== INFORMATION SHOWN ==
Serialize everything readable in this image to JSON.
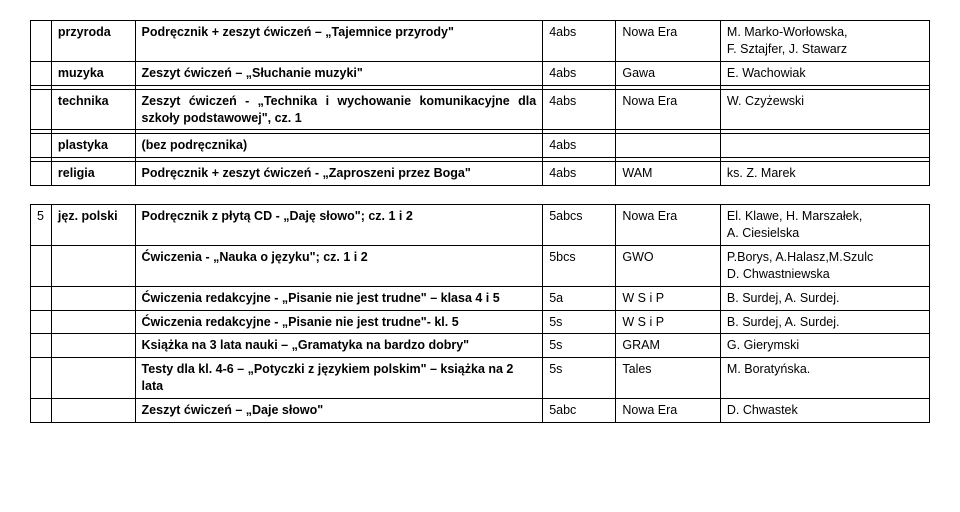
{
  "t1": {
    "r0": {
      "subj": "przyroda",
      "book": "Podręcznik + zeszyt ćwiczeń – „Tajemnice przyrody\"",
      "cls": "4abs",
      "pub": "Nowa Era",
      "auth": "M. Marko-Worłowska,\nF. Sztajfer, J. Stawarz"
    },
    "r1": {
      "subj": "muzyka",
      "book": "Zeszyt ćwiczeń – „Słuchanie muzyki\"",
      "cls": "4abs",
      "pub": "Gawa",
      "auth": "E. Wachowiak"
    },
    "r2": {
      "subj": "technika",
      "book": "Zeszyt ćwiczeń - „Technika i wychowanie komunikacyjne dla szkoły podstawowej\", cz. 1",
      "cls": "4abs",
      "pub": "Nowa Era",
      "auth": "W. Czyżewski"
    },
    "r3": {
      "subj": "plastyka",
      "book": "(bez podręcznika)",
      "cls": "4abs",
      "pub": "",
      "auth": ""
    },
    "r4": {
      "subj": "religia",
      "book": "Podręcznik + zeszyt ćwiczeń - „Zaproszeni przez Boga\"",
      "cls": "4abs",
      "pub": "WAM",
      "auth": "ks. Z. Marek"
    }
  },
  "t2": {
    "r0": {
      "idx": "5",
      "subj": "jęz. polski",
      "book": "Podręcznik z płytą CD - „Daję słowo\"; cz. 1 i 2",
      "cls": "5abcs",
      "pub": "Nowa Era",
      "auth": "El. Klawe, H. Marszałek,\nA. Ciesielska"
    },
    "r1": {
      "book": "Ćwiczenia - „Nauka o języku\"; cz. 1 i 2",
      "cls": "5bcs",
      "pub": "GWO",
      "auth": "P.Borys, A.Halasz,M.Szulc\nD. Chwastniewska"
    },
    "r2": {
      "book": "Ćwiczenia redakcyjne - „Pisanie nie jest trudne\" – klasa 4 i 5",
      "cls": "5a",
      "pub": "W S i P",
      "auth": "B. Surdej, A. Surdej."
    },
    "r3": {
      "book": "Ćwiczenia redakcyjne - „Pisanie nie jest trudne\"- kl. 5",
      "cls": "5s",
      "pub": "W S i P",
      "auth": "B. Surdej, A. Surdej."
    },
    "r4": {
      "book": "Książka na 3 lata nauki – „Gramatyka na bardzo dobry\"",
      "cls": "5s",
      "pub": "GRAM",
      "auth": "G. Gierymski"
    },
    "r5": {
      "book": "Testy dla kl. 4-6 – „Potyczki z językiem polskim\" – książka na 2 lata",
      "cls": "5s",
      "pub": "Tales",
      "auth": "M. Boratyńska."
    },
    "r6": {
      "book": "Zeszyt ćwiczeń – „Daje słowo\"",
      "cls": "5abc",
      "pub": "Nowa Era",
      "auth": "D. Chwastek"
    }
  }
}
===
### WHAT NEEDS TO BE DONE:
Give all the lines above again, character for character, without pictures.

### RESULT FOR THIS TASK:
Serialize everything readable in this image to JSON.
{
  "t1": {
    "r0": {
      "subj": "przyroda",
      "book": "Podręcznik + zeszyt ćwiczeń – „Tajemnice przyrody\"",
      "cls": "4abs",
      "pub": "Nowa Era",
      "auth": "M. Marko-Worłowska,\nF. Sztajfer, J. Stawarz"
    },
    "r1": {
      "subj": "muzyka",
      "book": "Zeszyt ćwiczeń – „Słuchanie muzyki\"",
      "cls": "4abs",
      "pub": "Gawa",
      "auth": "E. Wachowiak"
    },
    "r2": {
      "subj": "technika",
      "book": "Zeszyt ćwiczeń - „Technika i wychowanie komunikacyjne dla szkoły podstawowej\", cz. 1",
      "cls": "4abs",
      "pub": "Nowa Era",
      "auth": "W. Czyżewski"
    },
    "r3": {
      "subj": "plastyka",
      "book": "(bez podręcznika)",
      "cls": "4abs",
      "pub": "",
      "auth": ""
    },
    "r4": {
      "subj": "religia",
      "book": "Podręcznik + zeszyt ćwiczeń - „Zaproszeni przez Boga\"",
      "cls": "4abs",
      "pub": "WAM",
      "auth": "ks. Z. Marek"
    }
  },
  "t2": {
    "r0": {
      "idx": "5",
      "subj": "jęz. polski",
      "book": "Podręcznik z płytą CD - „Daję słowo\"; cz. 1 i 2",
      "cls": "5abcs",
      "pub": "Nowa Era",
      "auth": "El. Klawe, H. Marszałek,\nA. Ciesielska"
    },
    "r1": {
      "book": "Ćwiczenia - „Nauka o języku\"; cz. 1 i 2",
      "cls": "5bcs",
      "pub": "GWO",
      "auth": "P.Borys, A.Halasz,M.Szulc\nD. Chwastniewska"
    },
    "r2": {
      "book": "Ćwiczenia redakcyjne - „Pisanie nie jest trudne\" – klasa 4 i 5",
      "cls": "5a",
      "pub": "W S i P",
      "auth": "B. Surdej, A. Surdej."
    },
    "r3": {
      "book": "Ćwiczenia redakcyjne - „Pisanie nie jest trudne\"- kl. 5",
      "cls": "5s",
      "pub": "W S i P",
      "auth": "B. Surdej, A. Surdej."
    },
    "r4": {
      "book": "Książka na 3 lata nauki – „Gramatyka na bardzo dobry\"",
      "cls": "5s",
      "pub": "GRAM",
      "auth": "G. Gierymski"
    },
    "r5": {
      "book": "Testy dla kl. 4-6 – „Potyczki z językiem polskim\" – książka na 2 lata",
      "cls": "5s",
      "pub": "Tales",
      "auth": "M. Boratyńska."
    },
    "r6": {
      "book": "Zeszyt ćwiczeń – „Daje słowo\"",
      "cls": "5abc",
      "pub": "Nowa Era",
      "auth": "D. Chwastek"
    }
  }
}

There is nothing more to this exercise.